*THE EXERCISE*. Check each line of the records below for the word "Overweight" and copy those where it appears.

-*-*-

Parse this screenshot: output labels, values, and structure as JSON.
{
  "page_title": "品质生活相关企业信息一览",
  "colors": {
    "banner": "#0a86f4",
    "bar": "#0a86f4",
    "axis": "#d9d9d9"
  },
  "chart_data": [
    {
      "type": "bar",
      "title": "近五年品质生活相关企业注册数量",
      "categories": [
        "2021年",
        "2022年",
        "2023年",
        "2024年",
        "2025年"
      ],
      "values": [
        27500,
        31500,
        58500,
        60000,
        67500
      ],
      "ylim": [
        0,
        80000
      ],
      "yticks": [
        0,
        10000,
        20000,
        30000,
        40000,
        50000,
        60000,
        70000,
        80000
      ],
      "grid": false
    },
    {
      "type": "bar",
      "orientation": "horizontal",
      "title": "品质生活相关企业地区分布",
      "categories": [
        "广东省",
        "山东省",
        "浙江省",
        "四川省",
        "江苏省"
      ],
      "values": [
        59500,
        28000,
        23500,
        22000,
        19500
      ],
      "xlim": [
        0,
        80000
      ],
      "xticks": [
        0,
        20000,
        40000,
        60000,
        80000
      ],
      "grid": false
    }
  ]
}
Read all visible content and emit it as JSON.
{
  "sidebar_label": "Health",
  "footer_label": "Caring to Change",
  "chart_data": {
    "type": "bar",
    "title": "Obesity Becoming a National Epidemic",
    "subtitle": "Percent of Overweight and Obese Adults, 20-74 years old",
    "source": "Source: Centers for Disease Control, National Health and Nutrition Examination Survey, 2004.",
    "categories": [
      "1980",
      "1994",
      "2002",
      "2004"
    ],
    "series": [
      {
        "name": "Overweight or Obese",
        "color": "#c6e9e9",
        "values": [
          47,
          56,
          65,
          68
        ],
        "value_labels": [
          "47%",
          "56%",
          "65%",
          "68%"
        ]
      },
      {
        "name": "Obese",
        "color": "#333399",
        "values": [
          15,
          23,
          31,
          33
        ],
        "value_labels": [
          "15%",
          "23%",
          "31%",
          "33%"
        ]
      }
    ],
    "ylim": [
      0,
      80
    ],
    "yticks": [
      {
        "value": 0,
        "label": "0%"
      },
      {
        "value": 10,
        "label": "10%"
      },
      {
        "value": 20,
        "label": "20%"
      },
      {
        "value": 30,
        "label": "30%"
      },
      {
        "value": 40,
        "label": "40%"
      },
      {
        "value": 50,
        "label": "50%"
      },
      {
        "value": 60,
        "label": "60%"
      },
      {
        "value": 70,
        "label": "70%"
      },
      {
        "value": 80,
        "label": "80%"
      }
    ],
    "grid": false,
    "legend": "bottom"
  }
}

-*-*-

*RESPONSE TO THIS TASK*.
    "subtitle": "Percent of Overweight and Obese Adults, 20-74 years old",
        "name": "Overweight or Obese",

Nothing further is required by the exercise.